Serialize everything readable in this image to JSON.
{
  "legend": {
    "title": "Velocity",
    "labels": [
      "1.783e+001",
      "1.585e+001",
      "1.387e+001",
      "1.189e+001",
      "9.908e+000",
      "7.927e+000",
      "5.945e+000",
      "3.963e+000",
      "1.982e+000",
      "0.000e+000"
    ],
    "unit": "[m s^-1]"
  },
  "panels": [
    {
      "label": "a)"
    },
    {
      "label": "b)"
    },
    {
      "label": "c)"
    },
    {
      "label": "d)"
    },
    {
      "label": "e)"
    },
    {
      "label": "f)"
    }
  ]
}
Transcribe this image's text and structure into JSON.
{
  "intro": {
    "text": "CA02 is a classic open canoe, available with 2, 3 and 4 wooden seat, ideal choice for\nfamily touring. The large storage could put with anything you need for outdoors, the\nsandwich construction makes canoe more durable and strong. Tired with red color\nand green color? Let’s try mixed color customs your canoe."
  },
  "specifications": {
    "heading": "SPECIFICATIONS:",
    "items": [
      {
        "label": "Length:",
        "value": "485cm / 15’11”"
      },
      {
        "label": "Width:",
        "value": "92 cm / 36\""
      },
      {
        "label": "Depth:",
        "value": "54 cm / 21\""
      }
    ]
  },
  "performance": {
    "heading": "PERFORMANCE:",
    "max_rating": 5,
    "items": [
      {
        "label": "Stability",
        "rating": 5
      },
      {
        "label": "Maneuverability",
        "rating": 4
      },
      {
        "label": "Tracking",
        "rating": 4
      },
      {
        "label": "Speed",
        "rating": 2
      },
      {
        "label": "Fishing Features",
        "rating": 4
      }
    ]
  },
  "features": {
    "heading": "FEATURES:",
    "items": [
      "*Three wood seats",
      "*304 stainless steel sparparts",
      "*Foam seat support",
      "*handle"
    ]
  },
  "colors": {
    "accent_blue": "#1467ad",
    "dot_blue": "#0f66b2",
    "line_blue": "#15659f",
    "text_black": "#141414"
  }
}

== == ==

| Task statement |
Starting at the line with "Transcribe this image's", copy every line up to and including the last one in the entries above.

| Output of the task |
Transcribe this image's text and structure into JSON.
{
  "intro": {
    "text": "CA02 is a classic open canoe, available with 2, 3 and 4 wooden seat, ideal choice for\nfamily touring. The large storage could put with anything you need for outdoors, the\nsandwich construction makes canoe more durable and strong. Tired with red color\nand green color? Let’s try mixed color customs your canoe."
  },
  "specifications": {
    "heading": "SPECIFICATIONS:",
    "items": [
      {
        "label": "Length:",
        "value": "485cm / 15’11”"
      },
      {
        "label": "Width:",
        "value": "92 cm / 36\""
      },
      {
        "label": "Depth:",
        "value": "54 cm / 21\""
      }
    ]
  },
  "performance": {
    "heading": "PERFORMANCE:",
    "max_rating": 5,
    "items": [
      {
        "label": "Stability",
        "rating": 5
      },
      {
        "label": "Maneuverability",
        "rating": 4
      },
      {
        "label": "Tracking",
        "rating": 4
      },
      {
        "label": "Speed",
        "rating": 2
      },
      {
        "label": "Fishing Features",
        "rating": 4
      }
    ]
  },
  "features": {
    "heading": "FEATURES:",
    "items": [
      "*Three wood seats",
      "*304 stainless steel sparparts",
      "*Foam seat support",
      "*handle"
    ]
  },
  "colors": {
    "accent_blue": "#1467ad",
    "dot_blue": "#0f66b2",
    "line_blue": "#15659f",
    "text_black": "#141414"
  }
}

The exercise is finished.